Stated goal: Copy every line from the data below in which the string "author" can be found.
• • •
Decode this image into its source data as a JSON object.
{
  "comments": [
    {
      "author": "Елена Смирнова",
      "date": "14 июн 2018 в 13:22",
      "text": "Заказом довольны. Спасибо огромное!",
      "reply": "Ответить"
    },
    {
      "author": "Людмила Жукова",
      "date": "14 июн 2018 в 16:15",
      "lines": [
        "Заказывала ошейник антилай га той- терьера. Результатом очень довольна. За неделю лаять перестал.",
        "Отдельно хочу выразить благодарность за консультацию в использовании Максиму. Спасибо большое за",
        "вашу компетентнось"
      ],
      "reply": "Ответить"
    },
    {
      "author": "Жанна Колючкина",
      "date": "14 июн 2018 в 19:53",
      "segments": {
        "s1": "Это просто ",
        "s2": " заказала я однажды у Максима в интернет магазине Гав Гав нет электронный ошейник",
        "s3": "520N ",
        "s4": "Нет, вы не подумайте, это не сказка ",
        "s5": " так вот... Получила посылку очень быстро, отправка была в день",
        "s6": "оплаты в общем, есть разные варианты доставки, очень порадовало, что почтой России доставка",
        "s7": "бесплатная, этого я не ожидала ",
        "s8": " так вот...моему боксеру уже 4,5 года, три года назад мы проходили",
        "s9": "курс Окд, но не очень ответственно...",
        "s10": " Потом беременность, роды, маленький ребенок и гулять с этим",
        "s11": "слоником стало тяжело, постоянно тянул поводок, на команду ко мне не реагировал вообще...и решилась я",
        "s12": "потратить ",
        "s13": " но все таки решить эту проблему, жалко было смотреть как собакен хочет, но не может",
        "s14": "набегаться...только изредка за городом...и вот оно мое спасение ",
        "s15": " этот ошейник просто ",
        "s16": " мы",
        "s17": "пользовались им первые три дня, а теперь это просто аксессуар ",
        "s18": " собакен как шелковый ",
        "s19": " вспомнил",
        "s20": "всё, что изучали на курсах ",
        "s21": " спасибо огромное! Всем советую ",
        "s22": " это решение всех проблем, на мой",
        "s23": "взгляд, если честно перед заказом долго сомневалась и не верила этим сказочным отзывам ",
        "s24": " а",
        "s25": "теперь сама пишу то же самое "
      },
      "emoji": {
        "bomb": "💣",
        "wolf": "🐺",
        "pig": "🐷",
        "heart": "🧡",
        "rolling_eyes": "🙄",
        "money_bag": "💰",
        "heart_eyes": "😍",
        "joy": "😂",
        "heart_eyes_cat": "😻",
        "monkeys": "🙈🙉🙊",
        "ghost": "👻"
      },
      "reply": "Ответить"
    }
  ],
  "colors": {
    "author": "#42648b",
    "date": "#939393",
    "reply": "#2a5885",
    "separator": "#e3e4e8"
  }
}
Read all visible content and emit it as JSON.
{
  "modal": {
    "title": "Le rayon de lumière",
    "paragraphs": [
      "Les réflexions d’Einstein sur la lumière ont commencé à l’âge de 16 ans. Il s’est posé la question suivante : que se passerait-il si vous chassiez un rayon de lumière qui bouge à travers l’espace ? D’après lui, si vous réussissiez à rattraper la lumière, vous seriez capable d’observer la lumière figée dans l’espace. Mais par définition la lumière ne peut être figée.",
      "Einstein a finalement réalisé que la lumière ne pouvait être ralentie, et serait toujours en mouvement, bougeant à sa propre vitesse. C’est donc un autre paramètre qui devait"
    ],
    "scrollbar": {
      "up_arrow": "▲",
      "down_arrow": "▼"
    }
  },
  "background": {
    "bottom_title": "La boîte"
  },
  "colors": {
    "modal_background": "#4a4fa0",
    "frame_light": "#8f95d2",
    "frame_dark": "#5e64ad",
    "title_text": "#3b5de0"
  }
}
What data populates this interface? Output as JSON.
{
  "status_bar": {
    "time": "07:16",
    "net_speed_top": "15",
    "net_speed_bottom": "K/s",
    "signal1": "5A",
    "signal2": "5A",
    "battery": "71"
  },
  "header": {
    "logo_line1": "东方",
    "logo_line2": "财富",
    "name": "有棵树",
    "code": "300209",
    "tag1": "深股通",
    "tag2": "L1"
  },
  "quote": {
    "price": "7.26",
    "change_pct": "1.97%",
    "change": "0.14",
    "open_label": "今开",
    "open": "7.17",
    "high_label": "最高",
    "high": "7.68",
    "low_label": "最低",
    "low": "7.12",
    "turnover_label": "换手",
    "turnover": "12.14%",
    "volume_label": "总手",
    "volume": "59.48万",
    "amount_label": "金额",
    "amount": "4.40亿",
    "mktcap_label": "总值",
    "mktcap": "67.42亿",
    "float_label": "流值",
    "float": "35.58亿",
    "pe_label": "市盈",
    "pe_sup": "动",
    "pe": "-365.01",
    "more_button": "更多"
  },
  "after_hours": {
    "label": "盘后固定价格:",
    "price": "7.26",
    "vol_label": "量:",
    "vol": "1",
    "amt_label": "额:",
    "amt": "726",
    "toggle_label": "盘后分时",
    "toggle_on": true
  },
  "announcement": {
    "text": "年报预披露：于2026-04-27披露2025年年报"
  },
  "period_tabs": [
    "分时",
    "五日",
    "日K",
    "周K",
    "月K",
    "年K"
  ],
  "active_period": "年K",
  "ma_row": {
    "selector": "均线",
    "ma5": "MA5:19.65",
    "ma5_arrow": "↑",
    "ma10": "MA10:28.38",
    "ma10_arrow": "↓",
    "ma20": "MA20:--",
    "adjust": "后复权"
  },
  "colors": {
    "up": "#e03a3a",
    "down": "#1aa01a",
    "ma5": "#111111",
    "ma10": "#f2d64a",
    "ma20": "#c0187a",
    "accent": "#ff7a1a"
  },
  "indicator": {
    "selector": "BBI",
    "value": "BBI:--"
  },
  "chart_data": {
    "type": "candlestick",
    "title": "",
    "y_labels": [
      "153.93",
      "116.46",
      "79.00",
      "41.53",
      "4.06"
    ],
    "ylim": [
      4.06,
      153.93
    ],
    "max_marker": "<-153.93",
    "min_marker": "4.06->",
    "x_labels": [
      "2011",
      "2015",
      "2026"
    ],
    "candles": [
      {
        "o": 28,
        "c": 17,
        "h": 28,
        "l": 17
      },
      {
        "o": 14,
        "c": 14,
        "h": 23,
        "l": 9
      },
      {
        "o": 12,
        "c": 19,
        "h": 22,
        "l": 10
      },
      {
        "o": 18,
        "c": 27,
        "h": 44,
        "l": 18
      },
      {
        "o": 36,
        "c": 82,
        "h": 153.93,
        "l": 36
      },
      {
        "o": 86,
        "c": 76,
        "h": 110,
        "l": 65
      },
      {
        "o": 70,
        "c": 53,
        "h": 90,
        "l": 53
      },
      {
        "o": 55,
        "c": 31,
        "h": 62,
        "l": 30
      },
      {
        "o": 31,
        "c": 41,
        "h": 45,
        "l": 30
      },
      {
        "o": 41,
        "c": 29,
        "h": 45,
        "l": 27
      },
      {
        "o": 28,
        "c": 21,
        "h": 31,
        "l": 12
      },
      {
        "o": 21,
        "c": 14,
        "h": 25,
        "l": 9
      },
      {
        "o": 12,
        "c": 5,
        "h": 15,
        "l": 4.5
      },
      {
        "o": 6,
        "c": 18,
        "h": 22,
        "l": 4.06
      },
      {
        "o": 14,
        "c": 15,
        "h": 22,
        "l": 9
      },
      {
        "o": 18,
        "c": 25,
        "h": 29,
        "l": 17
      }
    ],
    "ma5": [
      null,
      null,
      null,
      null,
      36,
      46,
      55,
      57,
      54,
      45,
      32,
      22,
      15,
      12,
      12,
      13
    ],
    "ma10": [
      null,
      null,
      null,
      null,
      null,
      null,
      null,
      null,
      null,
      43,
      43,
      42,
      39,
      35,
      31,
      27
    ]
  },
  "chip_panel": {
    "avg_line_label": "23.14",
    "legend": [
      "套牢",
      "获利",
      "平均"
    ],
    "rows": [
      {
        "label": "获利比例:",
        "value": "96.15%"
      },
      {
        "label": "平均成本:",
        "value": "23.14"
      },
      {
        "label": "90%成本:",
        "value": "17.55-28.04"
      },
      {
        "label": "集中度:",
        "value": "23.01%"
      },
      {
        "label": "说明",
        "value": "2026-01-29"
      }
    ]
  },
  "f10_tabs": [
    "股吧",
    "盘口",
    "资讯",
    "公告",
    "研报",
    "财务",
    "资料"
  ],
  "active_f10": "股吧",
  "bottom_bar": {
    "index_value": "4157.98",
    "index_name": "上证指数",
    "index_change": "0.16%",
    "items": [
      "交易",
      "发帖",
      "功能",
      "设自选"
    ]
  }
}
• • •
Final answer:
      "author": "Елена Смирнова",
      "author": "Людмила Жукова",
      "author": "Жанна Колючкина",
    "author": "#42648b",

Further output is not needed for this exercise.